Pull out every line with the word "name" from the entries below.

....

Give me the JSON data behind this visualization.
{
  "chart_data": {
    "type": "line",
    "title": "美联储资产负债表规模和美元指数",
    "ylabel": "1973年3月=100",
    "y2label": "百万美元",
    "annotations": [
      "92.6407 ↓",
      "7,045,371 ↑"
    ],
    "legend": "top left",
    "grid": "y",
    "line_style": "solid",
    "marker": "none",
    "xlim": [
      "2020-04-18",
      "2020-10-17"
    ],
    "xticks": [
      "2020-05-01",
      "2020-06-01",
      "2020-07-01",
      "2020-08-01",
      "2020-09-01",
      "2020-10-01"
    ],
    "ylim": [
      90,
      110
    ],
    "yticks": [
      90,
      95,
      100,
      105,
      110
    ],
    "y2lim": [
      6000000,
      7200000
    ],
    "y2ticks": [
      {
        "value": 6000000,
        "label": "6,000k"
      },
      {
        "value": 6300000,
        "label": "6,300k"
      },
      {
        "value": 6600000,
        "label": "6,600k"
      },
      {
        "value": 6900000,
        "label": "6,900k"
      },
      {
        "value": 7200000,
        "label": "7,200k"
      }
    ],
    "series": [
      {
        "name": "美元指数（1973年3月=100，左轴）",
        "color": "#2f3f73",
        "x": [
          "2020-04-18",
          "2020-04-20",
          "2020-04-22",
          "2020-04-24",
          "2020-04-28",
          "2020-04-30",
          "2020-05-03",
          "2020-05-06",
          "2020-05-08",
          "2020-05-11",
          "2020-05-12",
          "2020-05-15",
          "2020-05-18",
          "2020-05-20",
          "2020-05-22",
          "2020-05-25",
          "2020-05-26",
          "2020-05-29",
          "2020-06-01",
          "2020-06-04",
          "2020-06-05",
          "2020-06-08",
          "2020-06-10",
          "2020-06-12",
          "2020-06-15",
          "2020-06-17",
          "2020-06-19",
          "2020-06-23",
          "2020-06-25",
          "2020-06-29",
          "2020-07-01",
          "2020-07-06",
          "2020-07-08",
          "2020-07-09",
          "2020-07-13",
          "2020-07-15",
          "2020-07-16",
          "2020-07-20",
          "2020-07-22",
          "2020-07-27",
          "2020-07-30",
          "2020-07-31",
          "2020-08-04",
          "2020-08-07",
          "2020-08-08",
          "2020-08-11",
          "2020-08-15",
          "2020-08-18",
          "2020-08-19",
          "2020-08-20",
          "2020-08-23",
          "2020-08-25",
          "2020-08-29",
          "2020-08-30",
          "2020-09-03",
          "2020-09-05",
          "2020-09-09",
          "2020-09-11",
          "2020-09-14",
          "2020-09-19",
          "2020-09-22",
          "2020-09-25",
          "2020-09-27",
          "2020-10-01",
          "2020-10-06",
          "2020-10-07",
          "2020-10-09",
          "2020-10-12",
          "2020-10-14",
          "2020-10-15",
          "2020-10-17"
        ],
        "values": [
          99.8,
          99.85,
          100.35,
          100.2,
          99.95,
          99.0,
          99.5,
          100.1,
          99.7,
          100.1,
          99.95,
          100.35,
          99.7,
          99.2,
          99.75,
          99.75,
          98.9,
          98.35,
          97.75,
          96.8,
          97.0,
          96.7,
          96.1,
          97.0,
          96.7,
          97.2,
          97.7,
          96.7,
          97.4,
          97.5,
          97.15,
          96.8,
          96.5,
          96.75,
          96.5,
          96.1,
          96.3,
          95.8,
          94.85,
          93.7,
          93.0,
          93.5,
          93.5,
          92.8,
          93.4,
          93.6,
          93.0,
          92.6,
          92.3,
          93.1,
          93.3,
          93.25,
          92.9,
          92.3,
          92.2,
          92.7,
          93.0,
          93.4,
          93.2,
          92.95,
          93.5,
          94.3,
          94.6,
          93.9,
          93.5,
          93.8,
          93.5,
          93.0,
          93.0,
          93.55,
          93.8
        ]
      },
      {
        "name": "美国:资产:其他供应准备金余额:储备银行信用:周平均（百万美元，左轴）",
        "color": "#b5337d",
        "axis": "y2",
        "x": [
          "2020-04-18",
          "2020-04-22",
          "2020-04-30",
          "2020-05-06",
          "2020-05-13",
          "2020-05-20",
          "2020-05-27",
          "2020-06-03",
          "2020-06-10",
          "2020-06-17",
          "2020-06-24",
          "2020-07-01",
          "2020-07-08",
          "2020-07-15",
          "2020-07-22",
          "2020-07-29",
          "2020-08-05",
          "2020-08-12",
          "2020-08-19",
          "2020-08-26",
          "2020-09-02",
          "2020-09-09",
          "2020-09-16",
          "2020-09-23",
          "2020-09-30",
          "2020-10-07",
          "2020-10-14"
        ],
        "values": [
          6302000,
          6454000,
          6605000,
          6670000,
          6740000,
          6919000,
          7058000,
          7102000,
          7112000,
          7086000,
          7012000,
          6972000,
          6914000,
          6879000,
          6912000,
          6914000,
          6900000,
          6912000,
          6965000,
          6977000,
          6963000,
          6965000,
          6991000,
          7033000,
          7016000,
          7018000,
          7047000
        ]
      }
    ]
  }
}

....

REPLY —
        "name": "美元指数（1973年3月=100，左轴）",
        "name": "美国:资产:其他供应准备金余额:储备银行信用:周平均（百万美元，左轴）",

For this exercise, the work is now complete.